**Short exercise**
Search the records for "födelsenetto" and copy each line that holds it.

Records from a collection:

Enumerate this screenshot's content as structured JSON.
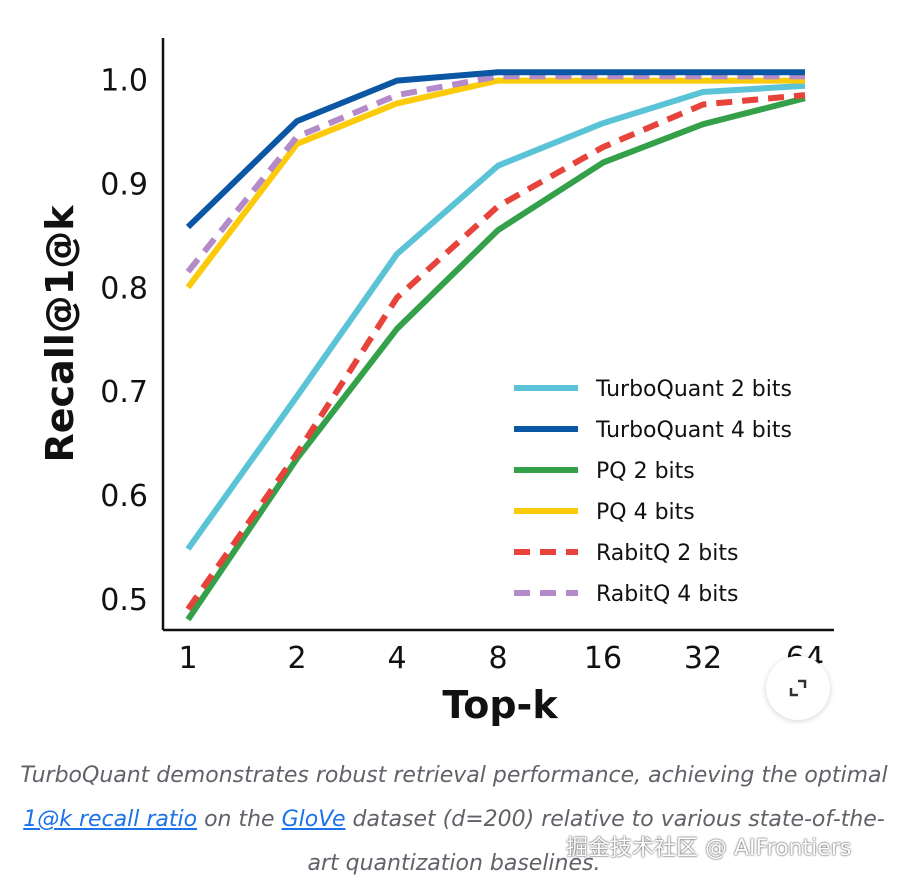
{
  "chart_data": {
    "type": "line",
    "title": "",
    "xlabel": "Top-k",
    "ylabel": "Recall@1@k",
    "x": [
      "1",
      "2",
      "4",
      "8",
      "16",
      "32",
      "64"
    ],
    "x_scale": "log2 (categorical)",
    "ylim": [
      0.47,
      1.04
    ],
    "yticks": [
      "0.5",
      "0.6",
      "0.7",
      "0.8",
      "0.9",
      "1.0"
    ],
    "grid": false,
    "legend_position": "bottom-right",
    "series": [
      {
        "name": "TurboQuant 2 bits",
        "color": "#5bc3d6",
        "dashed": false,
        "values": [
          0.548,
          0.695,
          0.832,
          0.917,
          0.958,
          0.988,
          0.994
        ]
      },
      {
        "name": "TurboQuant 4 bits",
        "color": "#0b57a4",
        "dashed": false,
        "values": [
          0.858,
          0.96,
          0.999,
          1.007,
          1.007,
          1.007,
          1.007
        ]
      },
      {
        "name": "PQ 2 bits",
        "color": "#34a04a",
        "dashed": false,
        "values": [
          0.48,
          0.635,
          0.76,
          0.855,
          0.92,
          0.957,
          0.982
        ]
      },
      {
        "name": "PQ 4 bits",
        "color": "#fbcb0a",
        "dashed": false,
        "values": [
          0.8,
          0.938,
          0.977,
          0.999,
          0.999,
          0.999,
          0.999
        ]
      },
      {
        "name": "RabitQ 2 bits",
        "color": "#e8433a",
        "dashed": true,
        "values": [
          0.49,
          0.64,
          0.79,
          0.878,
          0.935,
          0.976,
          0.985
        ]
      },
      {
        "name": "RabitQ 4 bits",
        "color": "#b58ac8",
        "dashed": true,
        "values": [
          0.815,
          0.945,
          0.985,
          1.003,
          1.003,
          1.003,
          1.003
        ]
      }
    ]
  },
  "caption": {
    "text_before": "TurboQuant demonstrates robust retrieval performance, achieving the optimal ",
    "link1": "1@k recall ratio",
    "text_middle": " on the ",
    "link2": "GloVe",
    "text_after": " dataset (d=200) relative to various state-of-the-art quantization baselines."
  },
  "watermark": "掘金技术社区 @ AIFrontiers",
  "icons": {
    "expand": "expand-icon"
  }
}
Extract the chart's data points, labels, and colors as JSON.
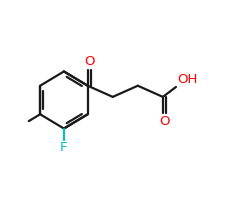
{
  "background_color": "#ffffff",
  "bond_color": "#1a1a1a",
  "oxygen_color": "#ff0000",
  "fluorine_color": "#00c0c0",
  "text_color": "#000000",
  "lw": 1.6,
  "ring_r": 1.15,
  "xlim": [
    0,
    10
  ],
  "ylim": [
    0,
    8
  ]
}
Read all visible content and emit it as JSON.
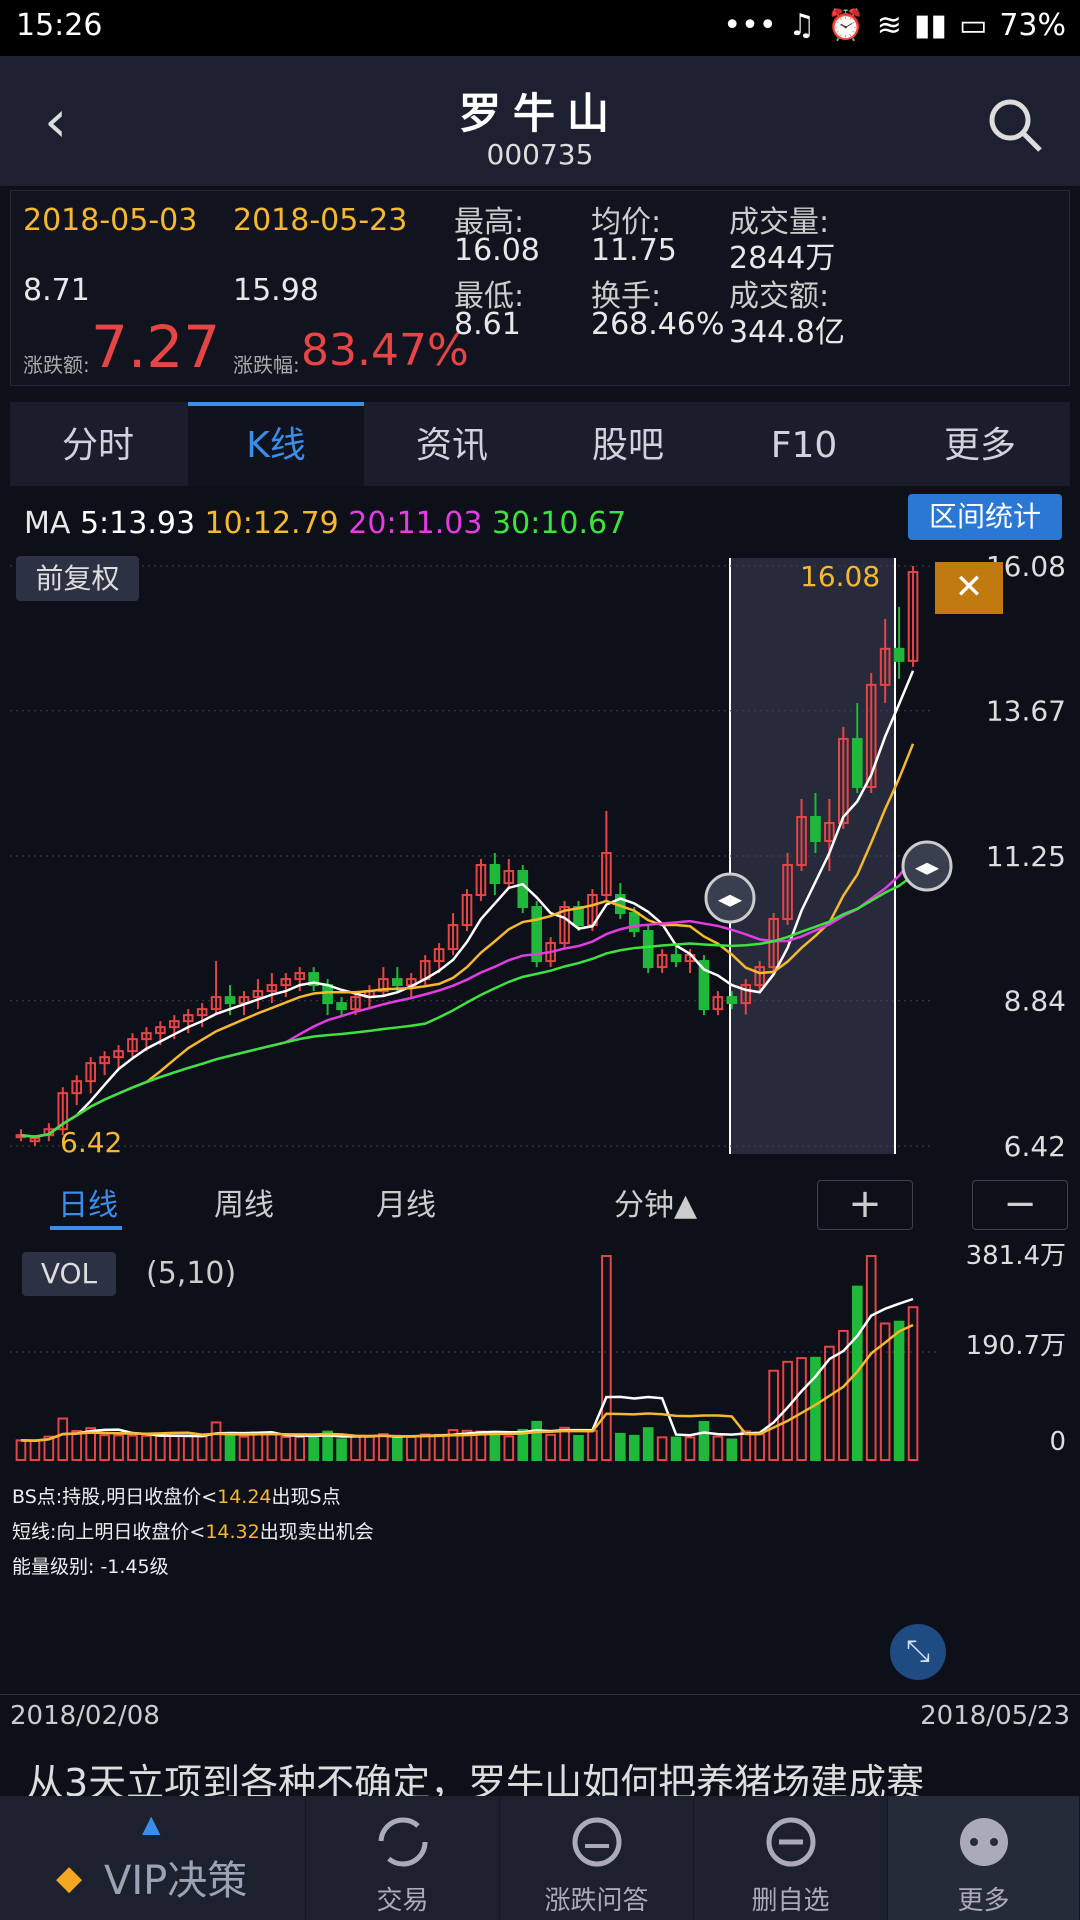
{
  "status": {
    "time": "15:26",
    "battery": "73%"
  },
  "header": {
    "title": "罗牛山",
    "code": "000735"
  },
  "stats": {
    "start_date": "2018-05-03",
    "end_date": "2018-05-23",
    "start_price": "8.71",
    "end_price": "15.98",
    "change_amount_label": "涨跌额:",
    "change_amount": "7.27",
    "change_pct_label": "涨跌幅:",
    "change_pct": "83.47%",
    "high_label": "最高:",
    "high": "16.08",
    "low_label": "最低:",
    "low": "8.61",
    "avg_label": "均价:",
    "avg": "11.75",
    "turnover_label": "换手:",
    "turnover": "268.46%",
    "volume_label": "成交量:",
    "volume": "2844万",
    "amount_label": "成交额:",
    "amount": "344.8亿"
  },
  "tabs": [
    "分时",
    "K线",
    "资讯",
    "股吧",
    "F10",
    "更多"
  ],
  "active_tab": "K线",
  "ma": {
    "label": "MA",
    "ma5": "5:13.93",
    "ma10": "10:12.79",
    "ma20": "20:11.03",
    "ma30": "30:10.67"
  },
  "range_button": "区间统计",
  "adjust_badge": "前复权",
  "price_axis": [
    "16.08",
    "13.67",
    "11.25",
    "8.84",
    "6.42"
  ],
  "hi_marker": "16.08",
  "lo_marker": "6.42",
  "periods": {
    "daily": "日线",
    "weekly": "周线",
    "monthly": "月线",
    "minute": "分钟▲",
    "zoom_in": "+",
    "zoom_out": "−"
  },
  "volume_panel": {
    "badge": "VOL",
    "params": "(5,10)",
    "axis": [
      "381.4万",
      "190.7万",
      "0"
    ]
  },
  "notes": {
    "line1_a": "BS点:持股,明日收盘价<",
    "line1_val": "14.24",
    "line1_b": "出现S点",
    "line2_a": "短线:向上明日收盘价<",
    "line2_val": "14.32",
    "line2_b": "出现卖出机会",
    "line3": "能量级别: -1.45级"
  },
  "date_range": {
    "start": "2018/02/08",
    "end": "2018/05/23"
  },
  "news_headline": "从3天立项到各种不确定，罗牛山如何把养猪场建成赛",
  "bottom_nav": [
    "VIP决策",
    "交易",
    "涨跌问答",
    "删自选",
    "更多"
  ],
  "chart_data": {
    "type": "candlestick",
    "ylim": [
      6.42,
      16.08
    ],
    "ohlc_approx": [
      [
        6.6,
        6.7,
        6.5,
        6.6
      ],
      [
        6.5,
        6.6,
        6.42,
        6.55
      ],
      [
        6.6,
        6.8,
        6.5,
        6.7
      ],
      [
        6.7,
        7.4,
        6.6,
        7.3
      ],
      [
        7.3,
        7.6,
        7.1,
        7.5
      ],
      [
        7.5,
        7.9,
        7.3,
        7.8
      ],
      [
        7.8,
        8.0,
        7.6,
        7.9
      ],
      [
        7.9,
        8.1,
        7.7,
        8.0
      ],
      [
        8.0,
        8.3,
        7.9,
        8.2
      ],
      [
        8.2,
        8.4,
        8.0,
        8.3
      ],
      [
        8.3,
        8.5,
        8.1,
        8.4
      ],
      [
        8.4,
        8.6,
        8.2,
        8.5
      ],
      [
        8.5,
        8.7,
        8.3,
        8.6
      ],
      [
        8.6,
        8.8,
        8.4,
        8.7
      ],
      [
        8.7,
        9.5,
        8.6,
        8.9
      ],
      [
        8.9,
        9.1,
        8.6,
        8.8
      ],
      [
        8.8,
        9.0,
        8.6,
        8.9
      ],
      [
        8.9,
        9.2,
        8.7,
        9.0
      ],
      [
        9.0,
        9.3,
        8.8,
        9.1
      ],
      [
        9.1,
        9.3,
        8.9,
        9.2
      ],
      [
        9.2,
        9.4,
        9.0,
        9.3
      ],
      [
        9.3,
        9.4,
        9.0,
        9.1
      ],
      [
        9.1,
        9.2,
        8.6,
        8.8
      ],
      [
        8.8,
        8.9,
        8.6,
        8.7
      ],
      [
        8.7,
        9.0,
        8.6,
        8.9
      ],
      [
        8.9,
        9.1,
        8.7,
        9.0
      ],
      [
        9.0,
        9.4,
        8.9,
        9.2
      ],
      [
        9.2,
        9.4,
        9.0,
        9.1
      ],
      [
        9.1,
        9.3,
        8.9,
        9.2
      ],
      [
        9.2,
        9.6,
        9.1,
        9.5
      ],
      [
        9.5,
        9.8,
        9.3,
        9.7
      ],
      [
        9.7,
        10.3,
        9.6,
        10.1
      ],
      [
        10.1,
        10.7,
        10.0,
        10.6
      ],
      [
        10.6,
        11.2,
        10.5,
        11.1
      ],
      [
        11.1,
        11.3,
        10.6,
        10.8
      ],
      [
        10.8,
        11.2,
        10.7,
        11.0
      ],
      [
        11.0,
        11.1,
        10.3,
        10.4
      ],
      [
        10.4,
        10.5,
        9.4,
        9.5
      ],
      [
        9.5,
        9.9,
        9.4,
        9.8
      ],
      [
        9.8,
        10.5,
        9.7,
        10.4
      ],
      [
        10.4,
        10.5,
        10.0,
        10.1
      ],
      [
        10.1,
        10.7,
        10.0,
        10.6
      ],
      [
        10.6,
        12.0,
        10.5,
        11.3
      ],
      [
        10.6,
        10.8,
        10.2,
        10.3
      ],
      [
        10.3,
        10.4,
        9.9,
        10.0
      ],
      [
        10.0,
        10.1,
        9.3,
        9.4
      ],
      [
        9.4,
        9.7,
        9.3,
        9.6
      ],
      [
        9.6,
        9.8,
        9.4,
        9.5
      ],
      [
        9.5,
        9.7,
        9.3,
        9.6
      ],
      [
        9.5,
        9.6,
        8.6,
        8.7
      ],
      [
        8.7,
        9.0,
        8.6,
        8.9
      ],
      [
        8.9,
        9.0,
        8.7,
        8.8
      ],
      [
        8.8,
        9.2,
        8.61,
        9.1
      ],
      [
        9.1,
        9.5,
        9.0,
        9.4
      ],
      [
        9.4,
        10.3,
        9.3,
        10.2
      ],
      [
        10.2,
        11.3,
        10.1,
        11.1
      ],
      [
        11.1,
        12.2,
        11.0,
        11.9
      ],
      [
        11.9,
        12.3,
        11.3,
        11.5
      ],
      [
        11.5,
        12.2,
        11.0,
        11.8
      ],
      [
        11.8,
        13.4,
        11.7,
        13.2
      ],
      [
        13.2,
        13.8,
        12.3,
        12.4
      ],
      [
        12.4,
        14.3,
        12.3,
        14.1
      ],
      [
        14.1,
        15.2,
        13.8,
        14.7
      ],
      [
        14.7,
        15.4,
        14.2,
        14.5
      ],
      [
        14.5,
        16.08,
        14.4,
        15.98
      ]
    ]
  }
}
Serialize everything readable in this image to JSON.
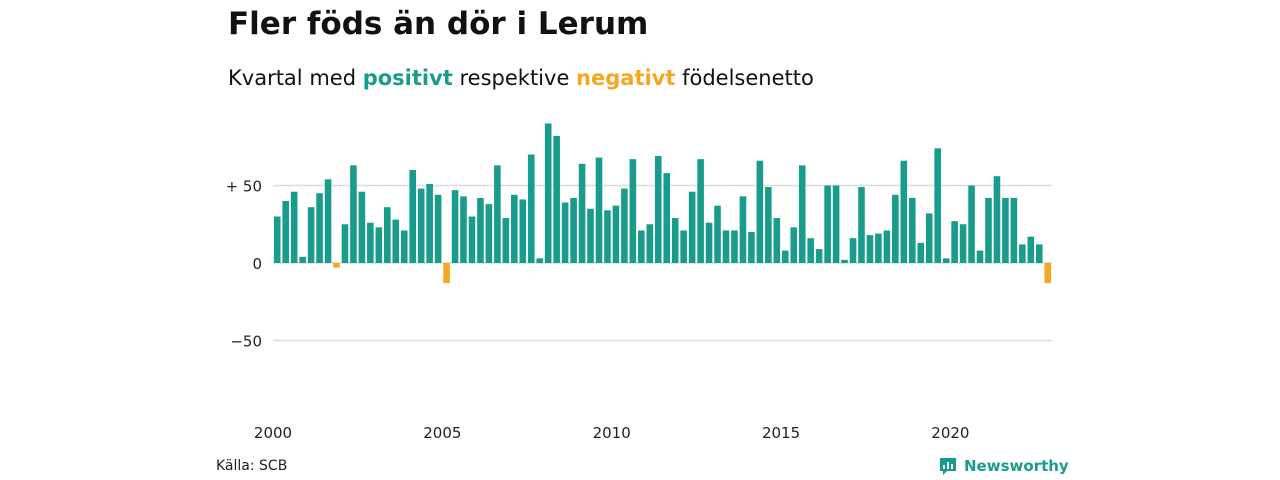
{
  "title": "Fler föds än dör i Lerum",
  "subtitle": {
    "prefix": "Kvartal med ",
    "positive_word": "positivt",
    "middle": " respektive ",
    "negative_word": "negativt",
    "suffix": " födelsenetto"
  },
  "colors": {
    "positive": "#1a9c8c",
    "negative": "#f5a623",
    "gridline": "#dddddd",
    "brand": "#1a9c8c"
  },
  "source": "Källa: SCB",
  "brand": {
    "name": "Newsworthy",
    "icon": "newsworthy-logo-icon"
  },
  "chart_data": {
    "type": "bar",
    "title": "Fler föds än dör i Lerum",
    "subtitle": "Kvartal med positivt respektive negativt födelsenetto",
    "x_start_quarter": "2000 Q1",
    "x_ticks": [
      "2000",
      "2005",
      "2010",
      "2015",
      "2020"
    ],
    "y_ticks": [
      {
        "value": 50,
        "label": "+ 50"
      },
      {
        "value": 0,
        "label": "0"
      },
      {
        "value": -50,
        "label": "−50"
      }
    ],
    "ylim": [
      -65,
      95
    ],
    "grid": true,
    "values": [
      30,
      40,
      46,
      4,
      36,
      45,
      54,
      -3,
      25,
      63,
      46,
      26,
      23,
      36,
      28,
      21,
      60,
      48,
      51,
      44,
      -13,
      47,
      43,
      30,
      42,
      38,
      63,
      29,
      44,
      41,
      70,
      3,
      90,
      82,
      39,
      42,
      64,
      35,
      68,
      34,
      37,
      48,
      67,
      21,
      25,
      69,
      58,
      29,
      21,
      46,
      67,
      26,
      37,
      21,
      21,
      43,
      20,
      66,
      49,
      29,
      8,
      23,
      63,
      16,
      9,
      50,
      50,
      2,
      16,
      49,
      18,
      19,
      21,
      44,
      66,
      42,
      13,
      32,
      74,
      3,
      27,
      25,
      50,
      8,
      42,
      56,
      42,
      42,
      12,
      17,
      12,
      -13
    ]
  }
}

**Task solution**
    "suffix": " födelsenetto"
    "subtitle": "Kvartal med positivt respektive negativt födelsenetto",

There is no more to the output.